[Entries from a dataset]
____________________

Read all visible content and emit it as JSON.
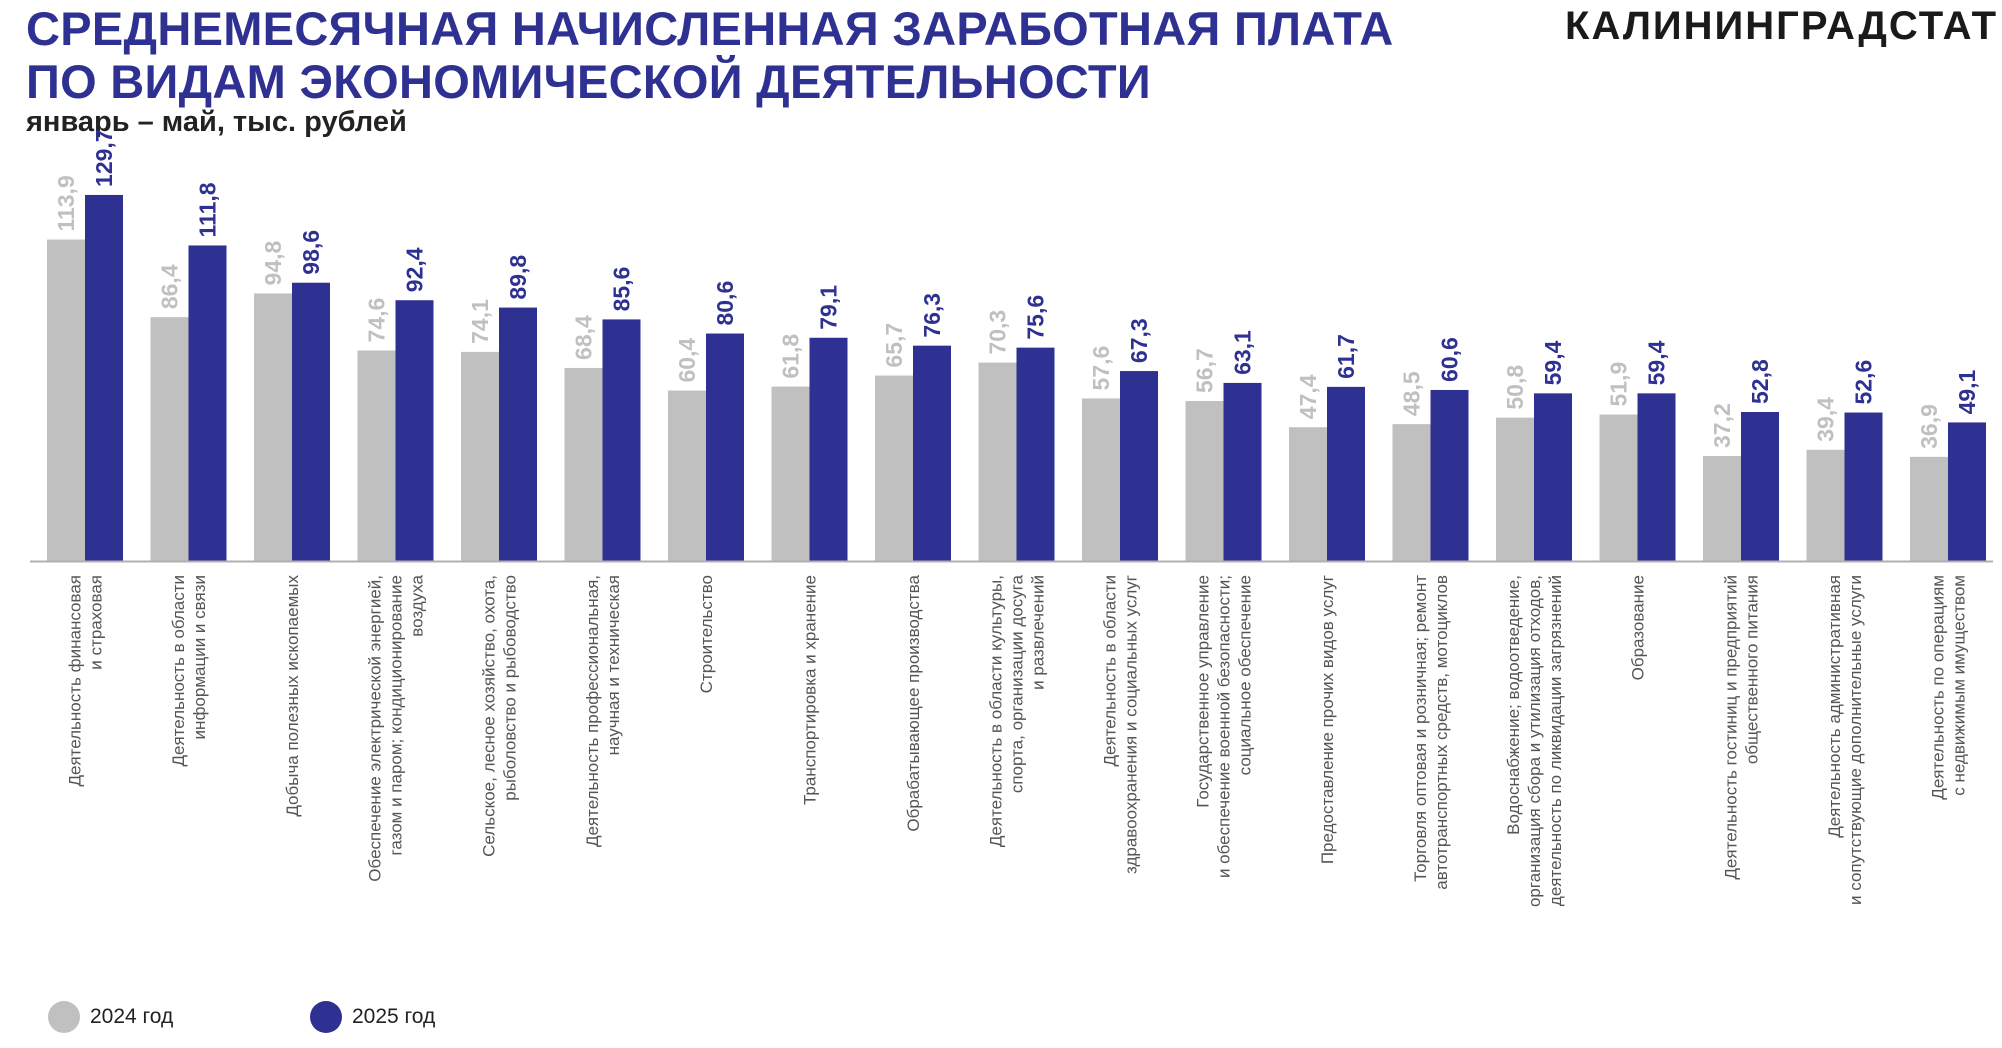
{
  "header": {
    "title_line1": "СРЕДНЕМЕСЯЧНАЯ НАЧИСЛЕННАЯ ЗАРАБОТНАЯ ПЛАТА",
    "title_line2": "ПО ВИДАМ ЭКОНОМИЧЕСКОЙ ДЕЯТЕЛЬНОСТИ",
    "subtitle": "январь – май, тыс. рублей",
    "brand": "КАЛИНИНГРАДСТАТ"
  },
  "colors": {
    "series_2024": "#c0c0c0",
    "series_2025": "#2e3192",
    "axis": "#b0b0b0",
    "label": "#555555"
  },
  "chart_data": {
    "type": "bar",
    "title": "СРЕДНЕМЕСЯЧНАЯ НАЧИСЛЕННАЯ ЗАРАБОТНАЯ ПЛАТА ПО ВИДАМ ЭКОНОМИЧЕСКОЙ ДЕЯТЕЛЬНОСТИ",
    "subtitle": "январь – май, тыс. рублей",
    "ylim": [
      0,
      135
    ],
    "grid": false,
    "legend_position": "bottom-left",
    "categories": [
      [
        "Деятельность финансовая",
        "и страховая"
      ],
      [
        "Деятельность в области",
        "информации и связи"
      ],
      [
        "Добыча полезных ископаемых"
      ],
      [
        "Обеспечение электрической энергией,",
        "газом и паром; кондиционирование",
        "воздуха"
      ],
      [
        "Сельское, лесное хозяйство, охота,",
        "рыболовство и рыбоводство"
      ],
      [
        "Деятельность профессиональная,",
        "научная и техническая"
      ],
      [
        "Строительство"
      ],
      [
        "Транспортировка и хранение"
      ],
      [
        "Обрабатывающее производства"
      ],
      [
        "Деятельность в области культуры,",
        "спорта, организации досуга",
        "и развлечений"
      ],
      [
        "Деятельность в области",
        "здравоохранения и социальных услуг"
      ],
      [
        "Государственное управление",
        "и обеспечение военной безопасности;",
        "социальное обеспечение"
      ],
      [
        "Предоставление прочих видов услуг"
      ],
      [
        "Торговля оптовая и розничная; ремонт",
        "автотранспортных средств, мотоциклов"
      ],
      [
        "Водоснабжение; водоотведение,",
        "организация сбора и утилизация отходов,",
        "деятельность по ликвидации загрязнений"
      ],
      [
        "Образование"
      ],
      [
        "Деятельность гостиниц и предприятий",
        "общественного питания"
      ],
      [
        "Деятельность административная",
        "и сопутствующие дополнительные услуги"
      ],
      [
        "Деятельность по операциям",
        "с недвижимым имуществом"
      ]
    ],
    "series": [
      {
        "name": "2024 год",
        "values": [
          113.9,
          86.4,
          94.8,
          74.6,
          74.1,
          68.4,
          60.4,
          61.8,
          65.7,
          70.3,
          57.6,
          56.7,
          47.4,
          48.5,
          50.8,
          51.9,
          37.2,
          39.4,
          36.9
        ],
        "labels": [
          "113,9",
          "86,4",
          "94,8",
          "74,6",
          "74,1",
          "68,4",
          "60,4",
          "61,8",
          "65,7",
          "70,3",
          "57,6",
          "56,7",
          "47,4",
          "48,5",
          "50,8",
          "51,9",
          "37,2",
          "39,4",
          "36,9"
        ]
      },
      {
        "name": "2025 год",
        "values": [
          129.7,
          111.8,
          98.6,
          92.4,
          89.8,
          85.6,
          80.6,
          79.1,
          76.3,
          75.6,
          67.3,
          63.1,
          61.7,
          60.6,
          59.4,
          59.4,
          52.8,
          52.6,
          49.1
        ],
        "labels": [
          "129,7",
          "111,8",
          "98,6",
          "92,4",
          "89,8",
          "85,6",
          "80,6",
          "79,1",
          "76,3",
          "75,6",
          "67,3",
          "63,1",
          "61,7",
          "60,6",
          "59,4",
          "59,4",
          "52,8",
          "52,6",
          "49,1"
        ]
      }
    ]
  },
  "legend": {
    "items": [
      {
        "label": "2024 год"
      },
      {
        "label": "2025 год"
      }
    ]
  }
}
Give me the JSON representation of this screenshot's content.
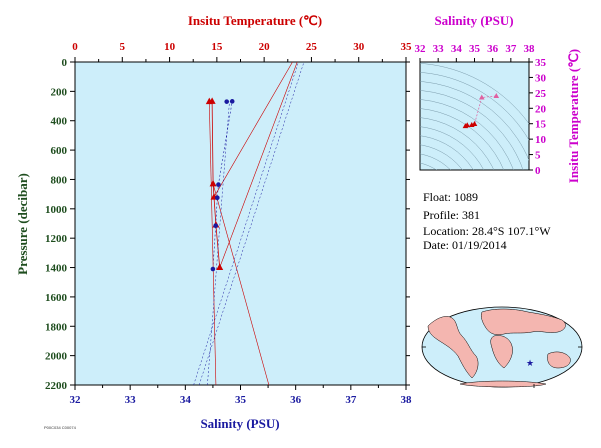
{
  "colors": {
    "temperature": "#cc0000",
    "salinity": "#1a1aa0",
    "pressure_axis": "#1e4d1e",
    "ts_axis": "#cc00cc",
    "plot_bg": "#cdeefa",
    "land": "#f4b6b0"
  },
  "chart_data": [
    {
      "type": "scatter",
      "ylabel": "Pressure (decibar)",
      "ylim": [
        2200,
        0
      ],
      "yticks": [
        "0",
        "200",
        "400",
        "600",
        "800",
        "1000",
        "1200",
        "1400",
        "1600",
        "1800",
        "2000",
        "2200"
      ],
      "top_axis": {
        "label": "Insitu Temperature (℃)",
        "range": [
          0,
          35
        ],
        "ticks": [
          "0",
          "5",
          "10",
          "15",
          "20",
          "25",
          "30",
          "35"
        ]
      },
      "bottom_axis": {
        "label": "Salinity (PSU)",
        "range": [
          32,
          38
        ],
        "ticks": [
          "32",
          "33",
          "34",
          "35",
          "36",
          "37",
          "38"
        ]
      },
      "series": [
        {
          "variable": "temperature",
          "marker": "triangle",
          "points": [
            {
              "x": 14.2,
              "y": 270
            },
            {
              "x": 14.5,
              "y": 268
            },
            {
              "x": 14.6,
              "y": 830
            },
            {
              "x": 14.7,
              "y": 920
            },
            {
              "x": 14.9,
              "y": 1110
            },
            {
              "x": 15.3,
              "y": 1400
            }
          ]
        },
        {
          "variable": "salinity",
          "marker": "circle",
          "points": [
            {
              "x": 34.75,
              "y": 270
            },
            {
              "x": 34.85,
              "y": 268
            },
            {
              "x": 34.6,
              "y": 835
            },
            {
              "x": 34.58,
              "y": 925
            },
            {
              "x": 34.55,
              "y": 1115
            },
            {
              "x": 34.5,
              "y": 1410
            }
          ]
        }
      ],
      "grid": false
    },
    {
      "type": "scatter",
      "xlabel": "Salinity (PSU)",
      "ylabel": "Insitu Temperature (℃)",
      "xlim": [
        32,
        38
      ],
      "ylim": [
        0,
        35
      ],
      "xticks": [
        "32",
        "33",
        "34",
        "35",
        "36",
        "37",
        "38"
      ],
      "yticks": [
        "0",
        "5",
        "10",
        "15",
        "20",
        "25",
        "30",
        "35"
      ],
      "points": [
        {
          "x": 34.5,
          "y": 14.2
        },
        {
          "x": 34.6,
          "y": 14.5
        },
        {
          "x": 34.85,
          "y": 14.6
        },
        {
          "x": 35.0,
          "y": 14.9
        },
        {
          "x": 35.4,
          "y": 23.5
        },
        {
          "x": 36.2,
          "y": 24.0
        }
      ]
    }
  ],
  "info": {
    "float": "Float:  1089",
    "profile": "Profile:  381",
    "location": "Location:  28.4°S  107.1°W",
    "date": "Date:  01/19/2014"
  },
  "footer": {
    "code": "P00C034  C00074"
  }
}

____________________

Directive:
Tell how many lines in the records above contain "СРЕДНЕМЕСЯЧНАЯ", giving the number and no other words.

Completed exercise:
2